● GOAL
Extract all data as written.

● RECORD EXTRACTS
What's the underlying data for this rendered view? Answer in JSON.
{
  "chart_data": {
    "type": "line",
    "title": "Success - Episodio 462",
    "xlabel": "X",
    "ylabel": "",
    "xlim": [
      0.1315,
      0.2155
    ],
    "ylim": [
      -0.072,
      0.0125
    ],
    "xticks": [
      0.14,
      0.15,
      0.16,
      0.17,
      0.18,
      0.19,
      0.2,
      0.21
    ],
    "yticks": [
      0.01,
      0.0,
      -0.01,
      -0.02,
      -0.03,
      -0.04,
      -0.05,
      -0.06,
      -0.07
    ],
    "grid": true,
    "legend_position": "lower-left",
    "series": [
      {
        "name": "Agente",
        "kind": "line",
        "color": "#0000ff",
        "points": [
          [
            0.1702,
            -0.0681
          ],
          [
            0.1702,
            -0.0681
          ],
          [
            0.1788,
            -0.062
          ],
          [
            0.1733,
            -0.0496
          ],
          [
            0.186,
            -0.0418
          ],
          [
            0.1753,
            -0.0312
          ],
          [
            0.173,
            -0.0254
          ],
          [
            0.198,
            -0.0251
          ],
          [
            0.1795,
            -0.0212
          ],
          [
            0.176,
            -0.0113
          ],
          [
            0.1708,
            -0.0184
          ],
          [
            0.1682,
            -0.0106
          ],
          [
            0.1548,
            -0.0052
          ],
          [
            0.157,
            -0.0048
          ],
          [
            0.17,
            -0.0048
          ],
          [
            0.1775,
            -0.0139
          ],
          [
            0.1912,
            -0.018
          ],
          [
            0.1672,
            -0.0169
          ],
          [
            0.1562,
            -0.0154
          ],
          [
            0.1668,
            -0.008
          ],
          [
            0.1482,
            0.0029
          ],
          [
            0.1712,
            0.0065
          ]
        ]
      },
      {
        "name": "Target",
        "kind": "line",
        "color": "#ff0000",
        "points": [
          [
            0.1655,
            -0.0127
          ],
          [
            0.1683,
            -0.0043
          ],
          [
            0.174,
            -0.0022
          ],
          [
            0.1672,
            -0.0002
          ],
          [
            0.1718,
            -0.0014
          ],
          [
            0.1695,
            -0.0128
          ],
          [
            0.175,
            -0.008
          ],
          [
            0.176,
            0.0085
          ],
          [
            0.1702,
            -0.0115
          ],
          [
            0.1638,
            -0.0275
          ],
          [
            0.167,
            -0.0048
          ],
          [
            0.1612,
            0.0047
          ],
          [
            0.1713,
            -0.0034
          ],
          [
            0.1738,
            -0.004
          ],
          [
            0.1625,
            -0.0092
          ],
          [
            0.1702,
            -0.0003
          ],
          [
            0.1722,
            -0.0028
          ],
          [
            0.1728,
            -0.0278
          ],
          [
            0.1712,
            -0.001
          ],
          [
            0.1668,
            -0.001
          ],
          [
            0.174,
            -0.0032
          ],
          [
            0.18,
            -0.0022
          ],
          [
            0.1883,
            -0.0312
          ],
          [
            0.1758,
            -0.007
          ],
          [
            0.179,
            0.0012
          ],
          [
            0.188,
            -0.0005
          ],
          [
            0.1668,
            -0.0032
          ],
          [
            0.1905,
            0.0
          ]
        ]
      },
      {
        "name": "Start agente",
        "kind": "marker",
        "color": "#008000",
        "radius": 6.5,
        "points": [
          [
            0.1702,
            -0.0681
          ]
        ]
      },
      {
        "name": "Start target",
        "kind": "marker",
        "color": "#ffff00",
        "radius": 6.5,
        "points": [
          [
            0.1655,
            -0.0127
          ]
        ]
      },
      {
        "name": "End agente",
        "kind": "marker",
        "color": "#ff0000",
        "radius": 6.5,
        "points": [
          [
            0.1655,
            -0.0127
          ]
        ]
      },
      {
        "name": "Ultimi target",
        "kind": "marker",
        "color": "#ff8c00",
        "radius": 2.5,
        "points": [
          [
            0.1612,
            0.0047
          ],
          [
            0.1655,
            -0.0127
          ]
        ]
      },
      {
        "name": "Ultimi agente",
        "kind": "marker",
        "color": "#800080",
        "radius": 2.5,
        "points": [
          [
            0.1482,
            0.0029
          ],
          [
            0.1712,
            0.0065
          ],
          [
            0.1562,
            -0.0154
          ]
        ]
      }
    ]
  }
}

● RIGHT ANSWER
What's the underlying data for this rendered view? Answer in JSON.
{
  "chart_data": {
    "type": "line",
    "title": "Success - Episodio 462",
    "xlabel": "X",
    "ylabel": "",
    "xlim": [
      0.1315,
      0.2155
    ],
    "ylim": [
      -0.072,
      0.0125
    ],
    "xticks": [
      0.14,
      0.15,
      0.16,
      0.17,
      0.18,
      0.19,
      0.2,
      0.21
    ],
    "yticks": [
      0.01,
      0.0,
      -0.01,
      -0.02,
      -0.03,
      -0.04,
      -0.05,
      -0.06,
      -0.07
    ],
    "grid": true,
    "legend_position": "lower-left",
    "series": [
      {
        "name": "Agente",
        "kind": "line",
        "color": "#0000ff",
        "points": [
          [
            0.1702,
            -0.0681
          ],
          [
            0.1702,
            -0.0681
          ],
          [
            0.1788,
            -0.062
          ],
          [
            0.1733,
            -0.0496
          ],
          [
            0.186,
            -0.0418
          ],
          [
            0.1753,
            -0.0312
          ],
          [
            0.173,
            -0.0254
          ],
          [
            0.198,
            -0.0251
          ],
          [
            0.1795,
            -0.0212
          ],
          [
            0.176,
            -0.0113
          ],
          [
            0.1708,
            -0.0184
          ],
          [
            0.1682,
            -0.0106
          ],
          [
            0.1548,
            -0.0052
          ],
          [
            0.157,
            -0.0048
          ],
          [
            0.17,
            -0.0048
          ],
          [
            0.1775,
            -0.0139
          ],
          [
            0.1912,
            -0.018
          ],
          [
            0.1672,
            -0.0169
          ],
          [
            0.1562,
            -0.0154
          ],
          [
            0.1668,
            -0.008
          ],
          [
            0.1482,
            0.0029
          ],
          [
            0.1712,
            0.0065
          ]
        ]
      },
      {
        "name": "Target",
        "kind": "line",
        "color": "#ff0000",
        "points": [
          [
            0.1655,
            -0.0127
          ],
          [
            0.1683,
            -0.0043
          ],
          [
            0.174,
            -0.0022
          ],
          [
            0.1672,
            -0.0002
          ],
          [
            0.1718,
            -0.0014
          ],
          [
            0.1695,
            -0.0128
          ],
          [
            0.175,
            -0.008
          ],
          [
            0.176,
            0.0085
          ],
          [
            0.1702,
            -0.0115
          ],
          [
            0.1638,
            -0.0275
          ],
          [
            0.167,
            -0.0048
          ],
          [
            0.1612,
            0.0047
          ],
          [
            0.1713,
            -0.0034
          ],
          [
            0.1738,
            -0.004
          ],
          [
            0.1625,
            -0.0092
          ],
          [
            0.1702,
            -0.0003
          ],
          [
            0.1722,
            -0.0028
          ],
          [
            0.1728,
            -0.0278
          ],
          [
            0.1712,
            -0.001
          ],
          [
            0.1668,
            -0.001
          ],
          [
            0.174,
            -0.0032
          ],
          [
            0.18,
            -0.0022
          ],
          [
            0.1883,
            -0.0312
          ],
          [
            0.1758,
            -0.007
          ],
          [
            0.179,
            0.0012
          ],
          [
            0.188,
            -0.0005
          ],
          [
            0.1668,
            -0.0032
          ],
          [
            0.1905,
            0.0
          ]
        ]
      },
      {
        "name": "Start agente",
        "kind": "marker",
        "color": "#008000",
        "radius": 6.5,
        "points": [
          [
            0.1702,
            -0.0681
          ]
        ]
      },
      {
        "name": "Start target",
        "kind": "marker",
        "color": "#ffff00",
        "radius": 6.5,
        "points": [
          [
            0.1655,
            -0.0127
          ]
        ]
      },
      {
        "name": "End agente",
        "kind": "marker",
        "color": "#ff0000",
        "radius": 6.5,
        "points": [
          [
            0.1655,
            -0.0127
          ]
        ]
      },
      {
        "name": "Ultimi target",
        "kind": "marker",
        "color": "#ff8c00",
        "radius": 2.5,
        "points": [
          [
            0.1612,
            0.0047
          ],
          [
            0.1655,
            -0.0127
          ]
        ]
      },
      {
        "name": "Ultimi agente",
        "kind": "marker",
        "color": "#800080",
        "radius": 2.5,
        "points": [
          [
            0.1482,
            0.0029
          ],
          [
            0.1712,
            0.0065
          ],
          [
            0.1562,
            -0.0154
          ]
        ]
      }
    ]
  }
}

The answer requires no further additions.